> **Recorded information**:
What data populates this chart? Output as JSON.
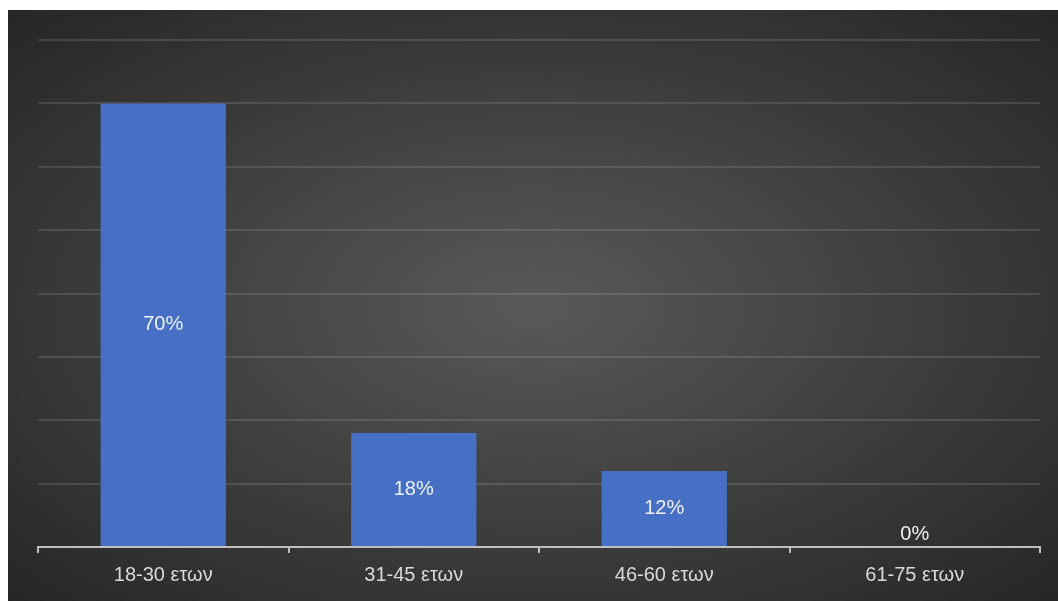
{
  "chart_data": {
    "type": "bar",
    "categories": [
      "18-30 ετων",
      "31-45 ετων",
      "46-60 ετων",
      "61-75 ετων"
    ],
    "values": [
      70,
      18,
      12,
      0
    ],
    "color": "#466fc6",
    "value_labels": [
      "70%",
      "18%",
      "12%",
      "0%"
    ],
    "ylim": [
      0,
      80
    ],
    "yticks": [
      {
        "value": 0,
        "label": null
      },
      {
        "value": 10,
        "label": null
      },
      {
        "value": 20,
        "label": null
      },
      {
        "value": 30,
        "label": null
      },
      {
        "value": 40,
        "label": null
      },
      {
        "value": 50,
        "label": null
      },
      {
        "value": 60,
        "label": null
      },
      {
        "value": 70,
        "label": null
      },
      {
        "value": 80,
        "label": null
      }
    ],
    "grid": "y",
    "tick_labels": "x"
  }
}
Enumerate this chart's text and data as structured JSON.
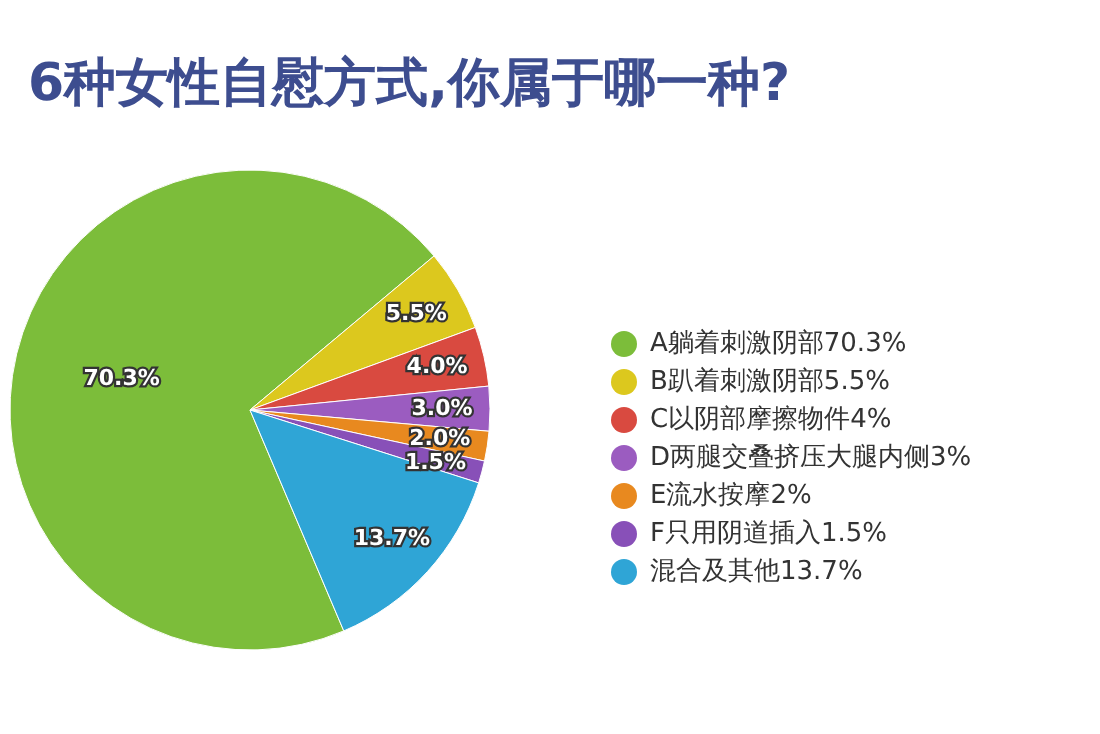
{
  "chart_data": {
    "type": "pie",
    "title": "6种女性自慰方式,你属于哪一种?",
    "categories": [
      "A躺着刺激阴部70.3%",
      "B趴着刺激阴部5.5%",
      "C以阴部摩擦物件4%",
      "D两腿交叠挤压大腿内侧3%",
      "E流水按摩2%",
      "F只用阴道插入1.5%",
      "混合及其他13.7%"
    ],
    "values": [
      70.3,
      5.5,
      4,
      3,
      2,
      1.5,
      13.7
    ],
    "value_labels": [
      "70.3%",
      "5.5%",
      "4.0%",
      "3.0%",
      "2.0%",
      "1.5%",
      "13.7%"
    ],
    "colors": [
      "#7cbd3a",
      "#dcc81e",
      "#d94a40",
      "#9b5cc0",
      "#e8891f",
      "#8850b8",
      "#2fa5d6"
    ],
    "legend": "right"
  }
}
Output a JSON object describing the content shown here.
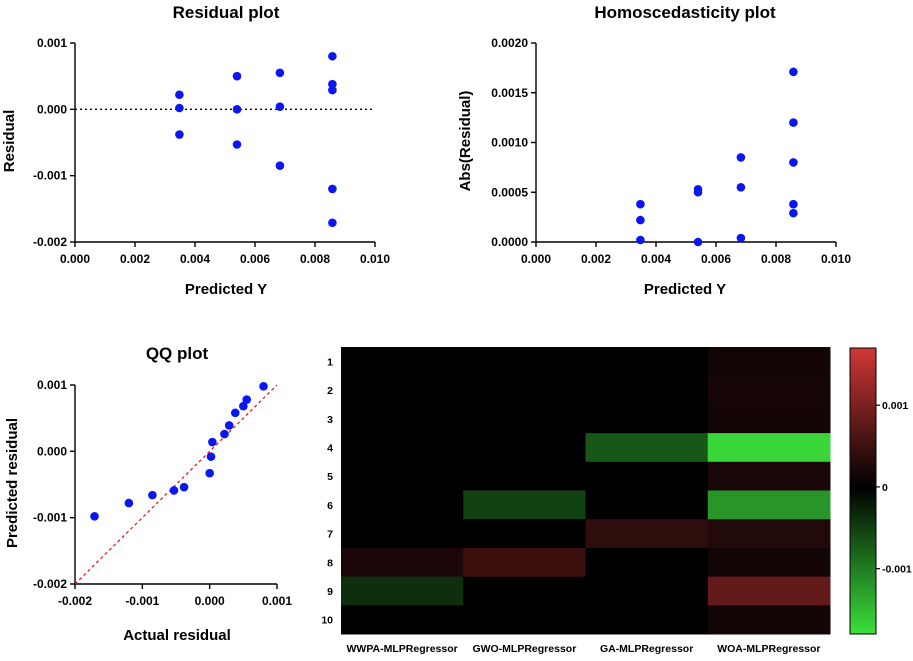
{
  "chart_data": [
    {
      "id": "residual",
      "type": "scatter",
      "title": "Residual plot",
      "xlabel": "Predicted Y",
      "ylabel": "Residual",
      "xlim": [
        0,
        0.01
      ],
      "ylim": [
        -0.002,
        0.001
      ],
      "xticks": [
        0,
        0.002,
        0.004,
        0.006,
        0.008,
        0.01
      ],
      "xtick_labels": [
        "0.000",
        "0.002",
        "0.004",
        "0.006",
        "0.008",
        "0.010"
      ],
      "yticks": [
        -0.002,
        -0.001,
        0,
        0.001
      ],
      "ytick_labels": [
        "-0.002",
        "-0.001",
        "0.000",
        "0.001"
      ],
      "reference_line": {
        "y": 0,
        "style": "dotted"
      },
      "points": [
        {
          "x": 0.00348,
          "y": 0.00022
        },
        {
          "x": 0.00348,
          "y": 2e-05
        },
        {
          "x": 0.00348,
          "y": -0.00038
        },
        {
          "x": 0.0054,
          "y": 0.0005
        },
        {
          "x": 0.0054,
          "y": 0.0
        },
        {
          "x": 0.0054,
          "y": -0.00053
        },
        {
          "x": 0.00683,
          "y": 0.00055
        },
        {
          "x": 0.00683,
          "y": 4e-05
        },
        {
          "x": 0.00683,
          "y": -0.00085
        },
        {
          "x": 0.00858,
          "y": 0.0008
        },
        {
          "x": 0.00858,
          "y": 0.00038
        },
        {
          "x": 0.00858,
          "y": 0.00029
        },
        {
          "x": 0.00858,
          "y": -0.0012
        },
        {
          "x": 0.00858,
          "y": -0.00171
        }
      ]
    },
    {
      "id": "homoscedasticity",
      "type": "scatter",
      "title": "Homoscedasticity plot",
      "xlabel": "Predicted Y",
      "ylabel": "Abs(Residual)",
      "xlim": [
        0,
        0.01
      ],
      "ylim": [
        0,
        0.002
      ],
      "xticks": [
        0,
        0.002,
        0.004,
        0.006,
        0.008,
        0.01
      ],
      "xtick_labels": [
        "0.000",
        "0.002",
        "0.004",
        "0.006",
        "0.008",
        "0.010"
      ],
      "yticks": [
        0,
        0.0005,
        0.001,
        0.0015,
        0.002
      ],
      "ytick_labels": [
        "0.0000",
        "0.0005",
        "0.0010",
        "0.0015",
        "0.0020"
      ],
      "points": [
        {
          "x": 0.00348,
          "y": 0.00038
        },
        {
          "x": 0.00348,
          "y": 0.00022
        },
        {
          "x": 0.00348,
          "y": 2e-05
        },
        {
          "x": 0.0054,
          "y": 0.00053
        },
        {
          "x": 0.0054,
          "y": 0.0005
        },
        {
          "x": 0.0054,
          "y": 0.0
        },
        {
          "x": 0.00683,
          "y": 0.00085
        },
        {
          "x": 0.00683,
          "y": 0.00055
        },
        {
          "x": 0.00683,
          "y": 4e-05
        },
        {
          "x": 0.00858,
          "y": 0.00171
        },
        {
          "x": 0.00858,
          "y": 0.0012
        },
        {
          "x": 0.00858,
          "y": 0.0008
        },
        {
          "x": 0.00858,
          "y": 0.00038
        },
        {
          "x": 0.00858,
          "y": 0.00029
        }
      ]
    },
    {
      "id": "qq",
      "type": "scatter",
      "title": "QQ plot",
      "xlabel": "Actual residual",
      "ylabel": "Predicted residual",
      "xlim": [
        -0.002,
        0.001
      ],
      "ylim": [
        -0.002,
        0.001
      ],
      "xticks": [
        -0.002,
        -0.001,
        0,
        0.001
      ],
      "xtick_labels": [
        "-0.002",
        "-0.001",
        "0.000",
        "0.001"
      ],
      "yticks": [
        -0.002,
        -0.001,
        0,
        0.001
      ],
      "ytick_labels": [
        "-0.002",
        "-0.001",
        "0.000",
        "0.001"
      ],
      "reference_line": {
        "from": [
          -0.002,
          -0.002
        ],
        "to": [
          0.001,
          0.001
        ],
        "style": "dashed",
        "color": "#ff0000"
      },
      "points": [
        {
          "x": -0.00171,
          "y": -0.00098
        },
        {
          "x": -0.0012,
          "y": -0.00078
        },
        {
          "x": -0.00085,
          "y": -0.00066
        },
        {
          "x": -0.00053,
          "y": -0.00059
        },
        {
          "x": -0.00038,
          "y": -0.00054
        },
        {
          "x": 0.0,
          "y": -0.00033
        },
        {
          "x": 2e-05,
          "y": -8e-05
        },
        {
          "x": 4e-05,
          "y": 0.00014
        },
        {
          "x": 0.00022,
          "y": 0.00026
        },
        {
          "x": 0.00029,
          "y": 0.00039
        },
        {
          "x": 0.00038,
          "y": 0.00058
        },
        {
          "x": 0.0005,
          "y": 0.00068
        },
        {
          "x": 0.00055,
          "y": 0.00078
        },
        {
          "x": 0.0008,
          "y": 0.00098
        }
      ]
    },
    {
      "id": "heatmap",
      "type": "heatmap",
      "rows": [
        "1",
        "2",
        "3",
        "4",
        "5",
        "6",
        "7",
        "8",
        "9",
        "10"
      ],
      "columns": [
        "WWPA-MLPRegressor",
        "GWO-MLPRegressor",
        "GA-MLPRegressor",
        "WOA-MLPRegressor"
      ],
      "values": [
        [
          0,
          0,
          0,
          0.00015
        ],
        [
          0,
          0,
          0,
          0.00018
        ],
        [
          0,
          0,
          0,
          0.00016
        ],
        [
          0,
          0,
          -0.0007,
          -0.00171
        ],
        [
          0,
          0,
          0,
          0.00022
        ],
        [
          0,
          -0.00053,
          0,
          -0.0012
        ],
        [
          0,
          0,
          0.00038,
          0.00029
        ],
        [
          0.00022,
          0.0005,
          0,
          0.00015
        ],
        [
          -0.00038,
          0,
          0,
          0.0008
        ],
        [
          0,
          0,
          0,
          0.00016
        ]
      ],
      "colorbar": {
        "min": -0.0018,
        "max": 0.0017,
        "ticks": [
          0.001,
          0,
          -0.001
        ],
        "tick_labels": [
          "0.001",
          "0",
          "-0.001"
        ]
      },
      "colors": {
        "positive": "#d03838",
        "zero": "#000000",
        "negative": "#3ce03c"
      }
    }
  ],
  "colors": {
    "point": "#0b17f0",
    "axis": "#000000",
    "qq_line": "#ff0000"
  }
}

> **Exercise aim**: Only lines with the word "this" are wanted, so copy each one from the records.

> **Exercise answer**:
What data populates this chart? Output as JSON.
Enumerate this chart's text and data as structured JSON.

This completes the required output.